> [What is needed]:
Exclude the pictures; give every entry again exactly as written.

——

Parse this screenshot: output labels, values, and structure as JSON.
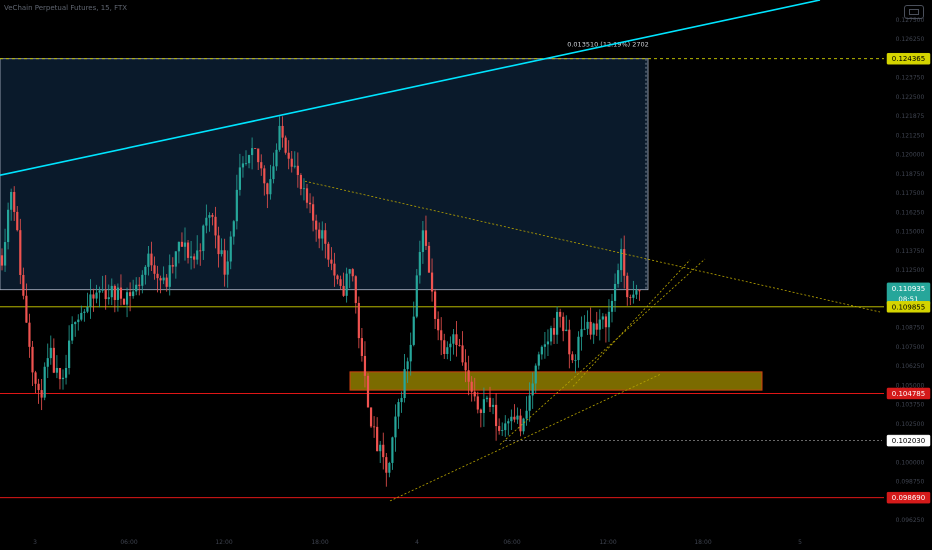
{
  "header": {
    "title": "VeChain Perpetual Futures, 15, FTX"
  },
  "colors": {
    "up": "#26a69a",
    "down": "#ef5350",
    "trend": "#00e5ff",
    "box": "#0a1a2b",
    "support": "#ff1a1a",
    "level": "#d4d400",
    "zone": "#7b6b00"
  },
  "chart_data": {
    "type": "candlestick",
    "title": "VeChain Perpetual Futures, 15, FTX",
    "ylim": [
      0.0968,
      0.1278
    ],
    "xlim": [
      0,
      932
    ],
    "x_ticks": [
      {
        "x": 35,
        "label": "3"
      },
      {
        "x": 129,
        "label": "06:00"
      },
      {
        "x": 224,
        "label": "12:00"
      },
      {
        "x": 320,
        "label": "18:00"
      },
      {
        "x": 417,
        "label": "4"
      },
      {
        "x": 512,
        "label": "06:00"
      },
      {
        "x": 608,
        "label": "12:00"
      },
      {
        "x": 703,
        "label": "18:00"
      },
      {
        "x": 800,
        "label": "5"
      }
    ],
    "y_ticks": [
      "0.127500",
      "0.126250",
      "0.125000",
      "0.123750",
      "0.122500",
      "0.121875",
      "0.121250",
      "0.120000",
      "0.118750",
      "0.117500",
      "0.116250",
      "0.115000",
      "0.113750",
      "0.112500",
      "0.111250",
      "0.110000",
      "0.108750",
      "0.107500",
      "0.106250",
      "0.105000",
      "0.103750",
      "0.102500",
      "0.101250",
      "0.100000",
      "0.098750",
      "0.097500",
      "0.096250"
    ],
    "price_labels": [
      {
        "value": 0.124365,
        "label": "0.124365",
        "style": "level"
      },
      {
        "value": 0.110935,
        "label": "0.110935",
        "style": "last"
      },
      {
        "value": 0.109855,
        "label": "0.109855",
        "style": "level"
      },
      {
        "value": 0.104785,
        "label": "0.104785",
        "style": "support"
      },
      {
        "value": 0.10203,
        "label": "0.102030",
        "style": "plain"
      },
      {
        "value": 0.09869,
        "label": "0.098690",
        "style": "support"
      }
    ],
    "countdown": "08:51",
    "measure_label": "0.013510 (12.19%) 2702",
    "horizontal_lines": [
      {
        "value": 0.124365,
        "color": "#d4d400",
        "dashed": true
      },
      {
        "value": 0.109855,
        "color": "#d4d400",
        "dashed": false
      },
      {
        "value": 0.104785,
        "color": "#ff1a1a",
        "dashed": false
      },
      {
        "value": 0.09869,
        "color": "#ff1a1a",
        "dashed": false
      }
    ],
    "range_box": {
      "x1": 0,
      "x2": 648,
      "top": 0.124365,
      "bottom": 0.110855
    },
    "zone": {
      "x1": 350,
      "x2": 762,
      "top": 0.10605,
      "bottom": 0.10498
    },
    "trendlines": [
      {
        "x1": 0,
        "y1": 0.11755,
        "x2": 820,
        "y2": 0.1278,
        "color": "#00e5ff",
        "width": 1.6,
        "dash": false
      },
      {
        "x1": 305,
        "y1": 0.1172,
        "x2": 880,
        "y2": 0.10955,
        "color": "#b8a400",
        "width": 0.8,
        "dash": true
      },
      {
        "x1": 390,
        "y1": 0.0985,
        "x2": 660,
        "y2": 0.1059,
        "color": "#b8a400",
        "width": 0.8,
        "dash": true
      },
      {
        "x1": 500,
        "y1": 0.1018,
        "x2": 705,
        "y2": 0.11265,
        "color": "#b8a400",
        "width": 0.8,
        "dash": true
      },
      {
        "x1": 573,
        "y1": 0.1052,
        "x2": 690,
        "y2": 0.1126,
        "color": "#b8a400",
        "width": 0.8,
        "dash": true
      },
      {
        "x1": 505,
        "y1": 0.10203,
        "x2": 882,
        "y2": 0.10203,
        "color": "#777777",
        "width": 0.8,
        "dash": true
      }
    ],
    "anchors": [
      [
        0,
        0.112
      ],
      [
        12,
        0.1172
      ],
      [
        22,
        0.111
      ],
      [
        38,
        0.1043
      ],
      [
        50,
        0.107
      ],
      [
        62,
        0.1048
      ],
      [
        75,
        0.1095
      ],
      [
        88,
        0.1098
      ],
      [
        100,
        0.1108
      ],
      [
        120,
        0.1105
      ],
      [
        135,
        0.1108
      ],
      [
        150,
        0.1128
      ],
      [
        165,
        0.111
      ],
      [
        180,
        0.1135
      ],
      [
        195,
        0.1126
      ],
      [
        210,
        0.1155
      ],
      [
        225,
        0.112
      ],
      [
        240,
        0.1175
      ],
      [
        255,
        0.1188
      ],
      [
        268,
        0.1168
      ],
      [
        280,
        0.12
      ],
      [
        292,
        0.1186
      ],
      [
        300,
        0.1168
      ],
      [
        312,
        0.115
      ],
      [
        325,
        0.1138
      ],
      [
        340,
        0.1105
      ],
      [
        352,
        0.1122
      ],
      [
        362,
        0.1065
      ],
      [
        375,
        0.102
      ],
      [
        388,
        0.1
      ],
      [
        398,
        0.104
      ],
      [
        410,
        0.1075
      ],
      [
        422,
        0.1148
      ],
      [
        432,
        0.1105
      ],
      [
        442,
        0.1075
      ],
      [
        455,
        0.1085
      ],
      [
        465,
        0.106
      ],
      [
        475,
        0.104
      ],
      [
        488,
        0.1045
      ],
      [
        500,
        0.1025
      ],
      [
        512,
        0.104
      ],
      [
        522,
        0.1025
      ],
      [
        535,
        0.106
      ],
      [
        548,
        0.108
      ],
      [
        560,
        0.1095
      ],
      [
        572,
        0.1065
      ],
      [
        585,
        0.109
      ],
      [
        598,
        0.1085
      ],
      [
        610,
        0.1095
      ],
      [
        620,
        0.113
      ],
      [
        630,
        0.11
      ],
      [
        640,
        0.1108
      ]
    ]
  }
}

——

> [Solved problem]:
Parse this screenshot: output labels, values, and structure as JSON.
{
  "header": {
    "title": "VeChain Perpetual Futures, 15, FTX"
  },
  "colors": {
    "up": "#26a69a",
    "down": "#ef5350",
    "trend": "#00e5ff",
    "box": "#0a1a2b",
    "support": "#ff1a1a",
    "level": "#d4d400",
    "zone": "#7b6b00"
  },
  "chart_data": {
    "type": "candlestick",
    "title": "VeChain Perpetual Futures, 15, FTX",
    "ylim": [
      0.0968,
      0.1278
    ],
    "xlim": [
      0,
      932
    ],
    "x_ticks": [
      {
        "x": 35,
        "label": "3"
      },
      {
        "x": 129,
        "label": "06:00"
      },
      {
        "x": 224,
        "label": "12:00"
      },
      {
        "x": 320,
        "label": "18:00"
      },
      {
        "x": 417,
        "label": "4"
      },
      {
        "x": 512,
        "label": "06:00"
      },
      {
        "x": 608,
        "label": "12:00"
      },
      {
        "x": 703,
        "label": "18:00"
      },
      {
        "x": 800,
        "label": "5"
      }
    ],
    "y_ticks": [
      "0.127500",
      "0.126250",
      "0.125000",
      "0.123750",
      "0.122500",
      "0.121875",
      "0.121250",
      "0.120000",
      "0.118750",
      "0.117500",
      "0.116250",
      "0.115000",
      "0.113750",
      "0.112500",
      "0.111250",
      "0.110000",
      "0.108750",
      "0.107500",
      "0.106250",
      "0.105000",
      "0.103750",
      "0.102500",
      "0.101250",
      "0.100000",
      "0.098750",
      "0.097500",
      "0.096250"
    ],
    "price_labels": [
      {
        "value": 0.124365,
        "label": "0.124365",
        "style": "level"
      },
      {
        "value": 0.110935,
        "label": "0.110935",
        "style": "last"
      },
      {
        "value": 0.109855,
        "label": "0.109855",
        "style": "level"
      },
      {
        "value": 0.104785,
        "label": "0.104785",
        "style": "support"
      },
      {
        "value": 0.10203,
        "label": "0.102030",
        "style": "plain"
      },
      {
        "value": 0.09869,
        "label": "0.098690",
        "style": "support"
      }
    ],
    "countdown": "08:51",
    "measure_label": "0.013510 (12.19%) 2702",
    "horizontal_lines": [
      {
        "value": 0.124365,
        "color": "#d4d400",
        "dashed": true
      },
      {
        "value": 0.109855,
        "color": "#d4d400",
        "dashed": false
      },
      {
        "value": 0.104785,
        "color": "#ff1a1a",
        "dashed": false
      },
      {
        "value": 0.09869,
        "color": "#ff1a1a",
        "dashed": false
      }
    ],
    "range_box": {
      "x1": 0,
      "x2": 648,
      "top": 0.124365,
      "bottom": 0.110855
    },
    "zone": {
      "x1": 350,
      "x2": 762,
      "top": 0.10605,
      "bottom": 0.10498
    },
    "trendlines": [
      {
        "x1": 0,
        "y1": 0.11755,
        "x2": 820,
        "y2": 0.1278,
        "color": "#00e5ff",
        "width": 1.6,
        "dash": false
      },
      {
        "x1": 305,
        "y1": 0.1172,
        "x2": 880,
        "y2": 0.10955,
        "color": "#b8a400",
        "width": 0.8,
        "dash": true
      },
      {
        "x1": 390,
        "y1": 0.0985,
        "x2": 660,
        "y2": 0.1059,
        "color": "#b8a400",
        "width": 0.8,
        "dash": true
      },
      {
        "x1": 500,
        "y1": 0.1018,
        "x2": 705,
        "y2": 0.11265,
        "color": "#b8a400",
        "width": 0.8,
        "dash": true
      },
      {
        "x1": 573,
        "y1": 0.1052,
        "x2": 690,
        "y2": 0.1126,
        "color": "#b8a400",
        "width": 0.8,
        "dash": true
      },
      {
        "x1": 505,
        "y1": 0.10203,
        "x2": 882,
        "y2": 0.10203,
        "color": "#777777",
        "width": 0.8,
        "dash": true
      }
    ],
    "anchors": [
      [
        0,
        0.112
      ],
      [
        12,
        0.1172
      ],
      [
        22,
        0.111
      ],
      [
        38,
        0.1043
      ],
      [
        50,
        0.107
      ],
      [
        62,
        0.1048
      ],
      [
        75,
        0.1095
      ],
      [
        88,
        0.1098
      ],
      [
        100,
        0.1108
      ],
      [
        120,
        0.1105
      ],
      [
        135,
        0.1108
      ],
      [
        150,
        0.1128
      ],
      [
        165,
        0.111
      ],
      [
        180,
        0.1135
      ],
      [
        195,
        0.1126
      ],
      [
        210,
        0.1155
      ],
      [
        225,
        0.112
      ],
      [
        240,
        0.1175
      ],
      [
        255,
        0.1188
      ],
      [
        268,
        0.1168
      ],
      [
        280,
        0.12
      ],
      [
        292,
        0.1186
      ],
      [
        300,
        0.1168
      ],
      [
        312,
        0.115
      ],
      [
        325,
        0.1138
      ],
      [
        340,
        0.1105
      ],
      [
        352,
        0.1122
      ],
      [
        362,
        0.1065
      ],
      [
        375,
        0.102
      ],
      [
        388,
        0.1
      ],
      [
        398,
        0.104
      ],
      [
        410,
        0.1075
      ],
      [
        422,
        0.1148
      ],
      [
        432,
        0.1105
      ],
      [
        442,
        0.1075
      ],
      [
        455,
        0.1085
      ],
      [
        465,
        0.106
      ],
      [
        475,
        0.104
      ],
      [
        488,
        0.1045
      ],
      [
        500,
        0.1025
      ],
      [
        512,
        0.104
      ],
      [
        522,
        0.1025
      ],
      [
        535,
        0.106
      ],
      [
        548,
        0.108
      ],
      [
        560,
        0.1095
      ],
      [
        572,
        0.1065
      ],
      [
        585,
        0.109
      ],
      [
        598,
        0.1085
      ],
      [
        610,
        0.1095
      ],
      [
        620,
        0.113
      ],
      [
        630,
        0.11
      ],
      [
        640,
        0.1108
      ]
    ]
  }
}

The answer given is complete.